• **Your goal**: Report the number of lines in these entries that contain "труда". Write only the number.

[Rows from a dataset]
-=-=-=-=-
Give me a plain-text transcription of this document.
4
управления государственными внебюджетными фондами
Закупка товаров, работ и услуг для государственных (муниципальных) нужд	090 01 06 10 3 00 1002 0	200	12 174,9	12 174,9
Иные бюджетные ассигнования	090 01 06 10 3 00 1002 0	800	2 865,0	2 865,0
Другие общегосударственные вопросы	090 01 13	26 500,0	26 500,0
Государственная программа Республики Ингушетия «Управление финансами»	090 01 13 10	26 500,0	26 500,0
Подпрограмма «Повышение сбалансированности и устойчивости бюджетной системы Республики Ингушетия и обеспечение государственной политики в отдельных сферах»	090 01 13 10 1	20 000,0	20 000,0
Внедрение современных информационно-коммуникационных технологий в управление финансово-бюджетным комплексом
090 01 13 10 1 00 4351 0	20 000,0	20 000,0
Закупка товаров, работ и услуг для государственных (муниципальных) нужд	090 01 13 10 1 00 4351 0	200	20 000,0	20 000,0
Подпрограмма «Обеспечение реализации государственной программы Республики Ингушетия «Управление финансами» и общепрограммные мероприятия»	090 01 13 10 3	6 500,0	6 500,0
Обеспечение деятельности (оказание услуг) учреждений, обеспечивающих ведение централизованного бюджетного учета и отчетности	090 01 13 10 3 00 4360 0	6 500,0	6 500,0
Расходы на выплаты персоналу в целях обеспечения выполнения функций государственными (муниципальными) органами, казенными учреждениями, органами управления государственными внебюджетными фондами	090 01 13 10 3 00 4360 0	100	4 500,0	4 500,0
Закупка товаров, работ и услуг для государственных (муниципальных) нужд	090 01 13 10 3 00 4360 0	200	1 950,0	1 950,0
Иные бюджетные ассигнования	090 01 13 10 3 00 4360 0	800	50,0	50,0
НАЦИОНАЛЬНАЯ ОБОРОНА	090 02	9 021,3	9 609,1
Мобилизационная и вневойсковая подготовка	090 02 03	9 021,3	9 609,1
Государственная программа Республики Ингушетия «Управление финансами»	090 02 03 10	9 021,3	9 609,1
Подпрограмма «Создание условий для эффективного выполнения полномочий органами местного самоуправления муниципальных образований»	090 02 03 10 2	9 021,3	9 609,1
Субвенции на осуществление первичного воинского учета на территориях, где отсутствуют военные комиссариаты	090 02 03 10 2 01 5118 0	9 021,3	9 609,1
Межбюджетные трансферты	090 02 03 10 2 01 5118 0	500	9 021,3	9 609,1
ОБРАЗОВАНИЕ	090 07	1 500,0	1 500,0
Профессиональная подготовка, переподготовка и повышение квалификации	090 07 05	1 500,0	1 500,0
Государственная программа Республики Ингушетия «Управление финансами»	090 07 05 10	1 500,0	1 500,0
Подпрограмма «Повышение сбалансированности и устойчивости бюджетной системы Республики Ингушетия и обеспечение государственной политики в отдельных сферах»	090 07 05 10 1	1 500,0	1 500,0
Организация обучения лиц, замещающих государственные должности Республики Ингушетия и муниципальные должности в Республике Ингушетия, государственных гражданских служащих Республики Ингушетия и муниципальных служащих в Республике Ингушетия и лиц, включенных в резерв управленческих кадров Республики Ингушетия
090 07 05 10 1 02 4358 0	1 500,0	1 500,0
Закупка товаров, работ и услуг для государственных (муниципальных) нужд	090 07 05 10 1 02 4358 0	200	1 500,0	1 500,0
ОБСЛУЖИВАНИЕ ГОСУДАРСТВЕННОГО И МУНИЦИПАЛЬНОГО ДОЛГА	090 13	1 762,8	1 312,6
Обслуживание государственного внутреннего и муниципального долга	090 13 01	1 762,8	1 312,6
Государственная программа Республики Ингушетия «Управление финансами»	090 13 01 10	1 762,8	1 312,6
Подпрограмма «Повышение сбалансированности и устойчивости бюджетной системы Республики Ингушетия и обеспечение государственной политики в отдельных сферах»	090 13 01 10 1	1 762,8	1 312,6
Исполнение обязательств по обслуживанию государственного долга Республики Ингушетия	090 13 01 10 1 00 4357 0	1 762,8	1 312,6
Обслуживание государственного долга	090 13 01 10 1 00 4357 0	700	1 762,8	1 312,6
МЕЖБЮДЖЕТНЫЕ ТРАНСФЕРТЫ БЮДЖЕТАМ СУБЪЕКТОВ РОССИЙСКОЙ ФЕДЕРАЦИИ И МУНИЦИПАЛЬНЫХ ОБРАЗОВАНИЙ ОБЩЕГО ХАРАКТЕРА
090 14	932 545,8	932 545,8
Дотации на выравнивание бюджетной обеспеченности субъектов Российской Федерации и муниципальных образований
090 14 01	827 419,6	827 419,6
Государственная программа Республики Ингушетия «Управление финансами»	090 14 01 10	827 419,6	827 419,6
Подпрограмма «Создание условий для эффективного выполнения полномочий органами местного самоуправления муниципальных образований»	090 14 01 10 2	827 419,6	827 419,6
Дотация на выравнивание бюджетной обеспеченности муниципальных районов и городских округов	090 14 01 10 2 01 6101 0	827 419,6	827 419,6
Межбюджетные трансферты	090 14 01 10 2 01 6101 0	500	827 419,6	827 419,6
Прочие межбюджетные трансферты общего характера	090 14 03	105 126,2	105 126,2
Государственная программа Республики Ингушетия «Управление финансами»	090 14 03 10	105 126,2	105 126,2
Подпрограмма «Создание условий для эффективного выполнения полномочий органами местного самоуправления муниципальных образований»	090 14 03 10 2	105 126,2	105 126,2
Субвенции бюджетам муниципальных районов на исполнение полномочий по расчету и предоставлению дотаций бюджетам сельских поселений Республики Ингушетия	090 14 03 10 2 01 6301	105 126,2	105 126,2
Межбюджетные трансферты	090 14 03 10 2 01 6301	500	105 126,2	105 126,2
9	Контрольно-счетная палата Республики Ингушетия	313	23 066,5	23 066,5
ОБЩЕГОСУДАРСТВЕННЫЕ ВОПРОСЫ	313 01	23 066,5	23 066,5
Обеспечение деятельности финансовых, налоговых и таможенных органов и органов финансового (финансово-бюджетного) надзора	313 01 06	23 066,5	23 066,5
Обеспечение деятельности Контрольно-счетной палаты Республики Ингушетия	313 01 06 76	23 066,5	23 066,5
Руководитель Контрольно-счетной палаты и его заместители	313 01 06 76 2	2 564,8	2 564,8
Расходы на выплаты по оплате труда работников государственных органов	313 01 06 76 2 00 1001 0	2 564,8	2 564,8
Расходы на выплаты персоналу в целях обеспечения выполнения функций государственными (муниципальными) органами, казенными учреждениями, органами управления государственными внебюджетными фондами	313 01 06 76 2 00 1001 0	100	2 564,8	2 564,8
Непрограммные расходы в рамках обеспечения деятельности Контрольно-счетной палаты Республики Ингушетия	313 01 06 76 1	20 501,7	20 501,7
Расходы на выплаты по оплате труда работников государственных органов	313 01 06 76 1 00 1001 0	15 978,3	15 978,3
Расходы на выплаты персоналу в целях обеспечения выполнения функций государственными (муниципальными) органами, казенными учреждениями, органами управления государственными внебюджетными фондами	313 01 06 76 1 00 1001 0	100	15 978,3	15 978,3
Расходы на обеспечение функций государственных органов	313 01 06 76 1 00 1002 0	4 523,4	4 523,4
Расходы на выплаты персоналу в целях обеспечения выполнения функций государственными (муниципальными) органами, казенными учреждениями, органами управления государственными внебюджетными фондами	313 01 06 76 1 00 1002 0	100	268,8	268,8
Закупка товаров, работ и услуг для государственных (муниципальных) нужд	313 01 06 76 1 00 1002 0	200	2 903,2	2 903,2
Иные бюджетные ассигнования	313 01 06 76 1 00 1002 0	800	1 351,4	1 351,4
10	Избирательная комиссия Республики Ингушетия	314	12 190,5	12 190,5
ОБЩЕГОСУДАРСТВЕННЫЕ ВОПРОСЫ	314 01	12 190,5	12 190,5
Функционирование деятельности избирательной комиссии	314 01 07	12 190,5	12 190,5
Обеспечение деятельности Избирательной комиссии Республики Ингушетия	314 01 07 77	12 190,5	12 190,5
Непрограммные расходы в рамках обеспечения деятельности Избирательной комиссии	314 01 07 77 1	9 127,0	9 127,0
-=-=-=-=-
• **In response**: 2